— START OF Dataset extract —

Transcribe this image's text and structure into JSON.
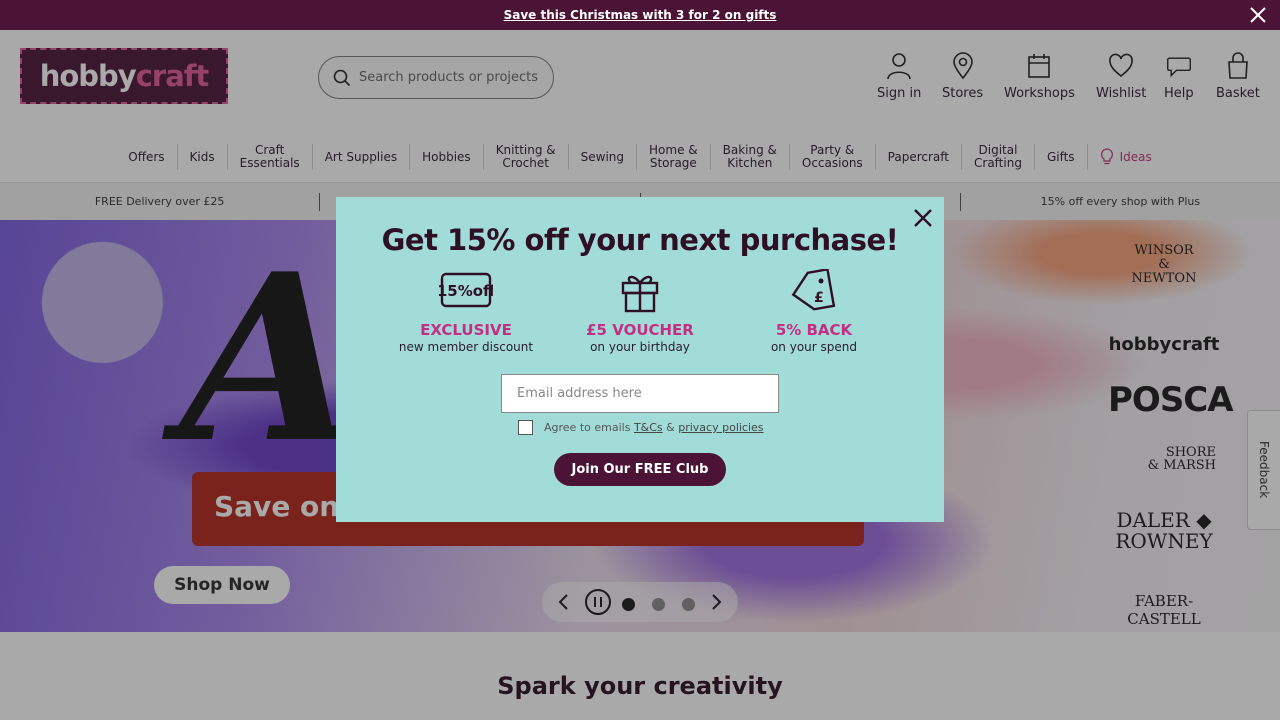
{
  "promo": {
    "text": "Save this Christmas with 3 for 2 on gifts",
    "close_icon": "close-icon"
  },
  "logo": {
    "part1": "hobby",
    "part2": "craft"
  },
  "search": {
    "placeholder": "Search products or projects"
  },
  "header_icons": [
    {
      "label": "Sign in",
      "icon": "user-icon"
    },
    {
      "label": "Stores",
      "icon": "location-pin-icon"
    },
    {
      "label": "Workshops",
      "icon": "calendar-icon"
    },
    {
      "label": "Wishlist",
      "icon": "heart-icon"
    },
    {
      "label": "Help",
      "icon": "chat-bubble-icon"
    },
    {
      "label": "Basket",
      "icon": "bag-icon"
    }
  ],
  "nav": [
    "Offers",
    "Kids",
    "Craft\nEssentials",
    "Art Supplies",
    "Hobbies",
    "Knitting &\nCrochet",
    "Sewing",
    "Home &\nStorage",
    "Baking &\nKitchen",
    "Party &\nOccasions",
    "Papercraft",
    "Digital\nCrafting",
    "Gifts",
    "Ideas"
  ],
  "usps": [
    "FREE Delivery over £25",
    "",
    "",
    "15% off every shop with Plus"
  ],
  "hero": {
    "headline_letter": "A",
    "banner_text": "Save on",
    "cta": "Shop Now",
    "brands": {
      "winsor_newton": "WINSOR\n&\nNEWTON",
      "hobbycraft": "hobbycraft",
      "posca": "POSCA",
      "shore_marsh": "SHORE\n& MARSH",
      "daler_rowney": "DALER ◆\nROWNEY",
      "faber_castell": "FABER-CASTELL"
    },
    "carousel": {
      "slides": 3,
      "active": 1
    }
  },
  "feedback": "Feedback",
  "section_title": "Spark your creativity",
  "modal": {
    "title": "Get 15% off your next purchase!",
    "benefits": [
      {
        "icon": "discount-badge-icon",
        "badge": "15%off",
        "title": "EXCLUSIVE",
        "subtitle": "new member discount"
      },
      {
        "icon": "gift-icon",
        "title": "£5 VOUCHER",
        "subtitle": "on your birthday"
      },
      {
        "icon": "price-tag-icon",
        "title": "5% BACK",
        "subtitle": "on your spend"
      }
    ],
    "email_placeholder": "Email address here",
    "agree_prefix": "Agree to emails",
    "agree_tc": "T&Cs",
    "agree_amp": "&",
    "agree_privacy": "privacy policies",
    "join_label": "Join Our FREE Club"
  },
  "colors": {
    "brand": "#4b1436",
    "accent_pink": "#c42f83",
    "modal_bg": "#a2dcd9"
  }
}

— END OF Dataset extract —

Exercise: Set down the material exactly, every line of it, except for the pictures.

Output below:
Transcribe this image's text and structure into JSON.
{
  "promo": {
    "text": "Save this Christmas with 3 for 2 on gifts",
    "close_icon": "close-icon"
  },
  "logo": {
    "part1": "hobby",
    "part2": "craft"
  },
  "search": {
    "placeholder": "Search products or projects"
  },
  "header_icons": [
    {
      "label": "Sign in",
      "icon": "user-icon"
    },
    {
      "label": "Stores",
      "icon": "location-pin-icon"
    },
    {
      "label": "Workshops",
      "icon": "calendar-icon"
    },
    {
      "label": "Wishlist",
      "icon": "heart-icon"
    },
    {
      "label": "Help",
      "icon": "chat-bubble-icon"
    },
    {
      "label": "Basket",
      "icon": "bag-icon"
    }
  ],
  "nav": [
    "Offers",
    "Kids",
    "Craft\nEssentials",
    "Art Supplies",
    "Hobbies",
    "Knitting &\nCrochet",
    "Sewing",
    "Home &\nStorage",
    "Baking &\nKitchen",
    "Party &\nOccasions",
    "Papercraft",
    "Digital\nCrafting",
    "Gifts",
    "Ideas"
  ],
  "usps": [
    "FREE Delivery over £25",
    "",
    "",
    "15% off every shop with Plus"
  ],
  "hero": {
    "headline_letter": "A",
    "banner_text": "Save on",
    "cta": "Shop Now",
    "brands": {
      "winsor_newton": "WINSOR\n&\nNEWTON",
      "hobbycraft": "hobbycraft",
      "posca": "POSCA",
      "shore_marsh": "SHORE\n& MARSH",
      "daler_rowney": "DALER ◆\nROWNEY",
      "faber_castell": "FABER-CASTELL"
    },
    "carousel": {
      "slides": 3,
      "active": 1
    }
  },
  "feedback": "Feedback",
  "section_title": "Spark your creativity",
  "modal": {
    "title": "Get 15% off your next purchase!",
    "benefits": [
      {
        "icon": "discount-badge-icon",
        "badge": "15%off",
        "title": "EXCLUSIVE",
        "subtitle": "new member discount"
      },
      {
        "icon": "gift-icon",
        "title": "£5 VOUCHER",
        "subtitle": "on your birthday"
      },
      {
        "icon": "price-tag-icon",
        "title": "5% BACK",
        "subtitle": "on your spend"
      }
    ],
    "email_placeholder": "Email address here",
    "agree_prefix": "Agree to emails",
    "agree_tc": "T&Cs",
    "agree_amp": "&",
    "agree_privacy": "privacy policies",
    "join_label": "Join Our FREE Club"
  },
  "colors": {
    "brand": "#4b1436",
    "accent_pink": "#c42f83",
    "modal_bg": "#a2dcd9"
  }
}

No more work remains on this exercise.